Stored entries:
■ ■ ■ ■

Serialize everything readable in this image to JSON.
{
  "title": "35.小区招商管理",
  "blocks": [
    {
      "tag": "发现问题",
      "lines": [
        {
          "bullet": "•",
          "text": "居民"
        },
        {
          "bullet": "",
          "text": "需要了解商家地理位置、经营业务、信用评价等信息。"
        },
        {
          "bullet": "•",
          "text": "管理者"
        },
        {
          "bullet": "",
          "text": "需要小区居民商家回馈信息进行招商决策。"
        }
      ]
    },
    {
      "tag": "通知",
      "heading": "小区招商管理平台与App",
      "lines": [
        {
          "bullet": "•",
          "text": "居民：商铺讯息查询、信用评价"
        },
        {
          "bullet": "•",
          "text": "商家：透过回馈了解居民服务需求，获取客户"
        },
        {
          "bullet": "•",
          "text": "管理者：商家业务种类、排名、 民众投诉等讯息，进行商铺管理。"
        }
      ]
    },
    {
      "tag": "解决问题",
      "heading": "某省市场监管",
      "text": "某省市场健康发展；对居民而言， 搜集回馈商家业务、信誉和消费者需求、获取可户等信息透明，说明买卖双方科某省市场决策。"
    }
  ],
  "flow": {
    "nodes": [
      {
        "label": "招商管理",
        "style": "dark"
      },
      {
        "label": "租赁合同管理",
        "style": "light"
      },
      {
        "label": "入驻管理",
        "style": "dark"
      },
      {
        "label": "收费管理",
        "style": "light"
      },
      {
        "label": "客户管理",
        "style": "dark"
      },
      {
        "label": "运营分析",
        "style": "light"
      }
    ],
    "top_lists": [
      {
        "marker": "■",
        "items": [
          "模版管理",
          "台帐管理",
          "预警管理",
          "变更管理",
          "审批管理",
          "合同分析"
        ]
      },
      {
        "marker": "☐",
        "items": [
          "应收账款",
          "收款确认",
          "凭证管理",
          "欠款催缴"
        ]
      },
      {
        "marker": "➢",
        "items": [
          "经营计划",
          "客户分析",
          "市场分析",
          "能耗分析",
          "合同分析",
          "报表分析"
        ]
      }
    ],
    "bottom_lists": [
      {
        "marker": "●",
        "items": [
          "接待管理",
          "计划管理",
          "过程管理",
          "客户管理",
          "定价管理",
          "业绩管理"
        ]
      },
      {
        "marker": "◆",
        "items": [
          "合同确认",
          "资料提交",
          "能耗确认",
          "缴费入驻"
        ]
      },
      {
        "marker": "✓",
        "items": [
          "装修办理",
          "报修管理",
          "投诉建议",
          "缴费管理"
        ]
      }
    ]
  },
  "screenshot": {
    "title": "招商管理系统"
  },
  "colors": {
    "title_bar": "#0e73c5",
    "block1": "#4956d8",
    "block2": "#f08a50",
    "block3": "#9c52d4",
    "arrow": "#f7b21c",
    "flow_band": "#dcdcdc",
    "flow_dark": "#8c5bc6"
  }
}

■ ■ ■ ■

▸ Written task
Show, from the material above, each line that includes the string "heading".

▸ Task output
      "heading": "小区招商管理平台与App",
      "heading": "某省市场监管",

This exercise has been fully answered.